▶ Given task:
Display each line of the data that contains the string "peak", treating uppercase and lowercase letters as distinct.

== Task data

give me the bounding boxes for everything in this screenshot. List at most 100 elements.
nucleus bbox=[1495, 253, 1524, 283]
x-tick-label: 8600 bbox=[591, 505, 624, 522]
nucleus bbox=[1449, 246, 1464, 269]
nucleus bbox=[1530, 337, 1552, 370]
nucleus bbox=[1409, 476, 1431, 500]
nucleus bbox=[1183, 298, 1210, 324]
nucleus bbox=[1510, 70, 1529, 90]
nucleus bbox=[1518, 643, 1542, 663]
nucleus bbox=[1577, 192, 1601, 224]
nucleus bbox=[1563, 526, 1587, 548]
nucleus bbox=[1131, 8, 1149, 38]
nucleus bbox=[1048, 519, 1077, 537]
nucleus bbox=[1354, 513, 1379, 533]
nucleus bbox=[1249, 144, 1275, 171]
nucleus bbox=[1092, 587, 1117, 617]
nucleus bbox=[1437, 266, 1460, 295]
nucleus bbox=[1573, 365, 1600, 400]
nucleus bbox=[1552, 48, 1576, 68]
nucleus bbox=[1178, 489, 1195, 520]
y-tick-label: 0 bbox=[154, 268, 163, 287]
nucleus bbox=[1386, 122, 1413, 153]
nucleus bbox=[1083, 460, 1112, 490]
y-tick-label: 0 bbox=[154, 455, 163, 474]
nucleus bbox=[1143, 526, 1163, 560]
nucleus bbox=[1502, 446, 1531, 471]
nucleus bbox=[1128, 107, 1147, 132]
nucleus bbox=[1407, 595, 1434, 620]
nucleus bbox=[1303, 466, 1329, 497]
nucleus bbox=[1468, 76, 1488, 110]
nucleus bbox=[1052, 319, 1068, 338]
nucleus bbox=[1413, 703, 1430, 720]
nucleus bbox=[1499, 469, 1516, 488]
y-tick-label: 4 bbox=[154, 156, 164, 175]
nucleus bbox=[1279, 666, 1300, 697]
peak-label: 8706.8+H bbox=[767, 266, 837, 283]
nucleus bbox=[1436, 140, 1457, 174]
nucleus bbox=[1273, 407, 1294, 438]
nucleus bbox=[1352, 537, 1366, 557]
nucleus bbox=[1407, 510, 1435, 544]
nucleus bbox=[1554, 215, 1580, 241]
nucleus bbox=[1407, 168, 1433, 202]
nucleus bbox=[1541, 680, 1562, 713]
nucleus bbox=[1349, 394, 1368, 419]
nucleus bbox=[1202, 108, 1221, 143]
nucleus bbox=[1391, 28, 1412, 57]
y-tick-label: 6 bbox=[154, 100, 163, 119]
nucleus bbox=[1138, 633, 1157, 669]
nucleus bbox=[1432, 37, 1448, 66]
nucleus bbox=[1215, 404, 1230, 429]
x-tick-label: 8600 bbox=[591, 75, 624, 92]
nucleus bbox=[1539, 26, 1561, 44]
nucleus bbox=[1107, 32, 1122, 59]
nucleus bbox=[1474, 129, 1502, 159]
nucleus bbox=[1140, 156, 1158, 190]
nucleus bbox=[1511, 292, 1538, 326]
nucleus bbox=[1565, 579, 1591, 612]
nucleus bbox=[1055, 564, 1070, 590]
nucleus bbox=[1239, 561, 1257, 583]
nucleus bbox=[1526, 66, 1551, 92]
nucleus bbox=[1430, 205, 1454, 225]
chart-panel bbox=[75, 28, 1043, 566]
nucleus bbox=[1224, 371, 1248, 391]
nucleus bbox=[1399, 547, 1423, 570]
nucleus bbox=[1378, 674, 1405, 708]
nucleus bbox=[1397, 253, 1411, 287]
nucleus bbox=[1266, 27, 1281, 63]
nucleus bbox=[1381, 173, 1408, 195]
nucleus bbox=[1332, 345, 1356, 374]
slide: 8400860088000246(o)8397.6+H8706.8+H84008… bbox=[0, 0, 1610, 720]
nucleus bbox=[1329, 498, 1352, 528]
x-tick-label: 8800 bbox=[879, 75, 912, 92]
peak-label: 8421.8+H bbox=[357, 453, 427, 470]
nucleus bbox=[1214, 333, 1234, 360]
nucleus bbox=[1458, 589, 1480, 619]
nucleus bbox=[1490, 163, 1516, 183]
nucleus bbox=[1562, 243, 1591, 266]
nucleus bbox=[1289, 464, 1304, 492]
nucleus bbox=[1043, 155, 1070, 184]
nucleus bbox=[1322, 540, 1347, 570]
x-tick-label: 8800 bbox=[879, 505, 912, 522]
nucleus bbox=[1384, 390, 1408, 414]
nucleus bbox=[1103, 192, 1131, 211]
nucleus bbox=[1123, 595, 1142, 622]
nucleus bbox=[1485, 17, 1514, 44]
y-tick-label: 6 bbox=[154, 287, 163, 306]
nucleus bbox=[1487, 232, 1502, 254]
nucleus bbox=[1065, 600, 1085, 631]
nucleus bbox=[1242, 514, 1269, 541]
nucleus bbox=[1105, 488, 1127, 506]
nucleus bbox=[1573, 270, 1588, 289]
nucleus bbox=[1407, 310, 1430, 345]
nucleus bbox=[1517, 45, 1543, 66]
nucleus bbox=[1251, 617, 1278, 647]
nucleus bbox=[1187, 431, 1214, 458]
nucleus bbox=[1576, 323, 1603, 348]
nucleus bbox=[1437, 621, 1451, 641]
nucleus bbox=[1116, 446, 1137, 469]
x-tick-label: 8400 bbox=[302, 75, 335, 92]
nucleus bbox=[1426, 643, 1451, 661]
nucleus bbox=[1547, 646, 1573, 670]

====

▶ Solution to this problem:
peak-label: 8706.8+H bbox=[767, 266, 837, 283]
peak-label: 8421.8+H bbox=[357, 453, 427, 470]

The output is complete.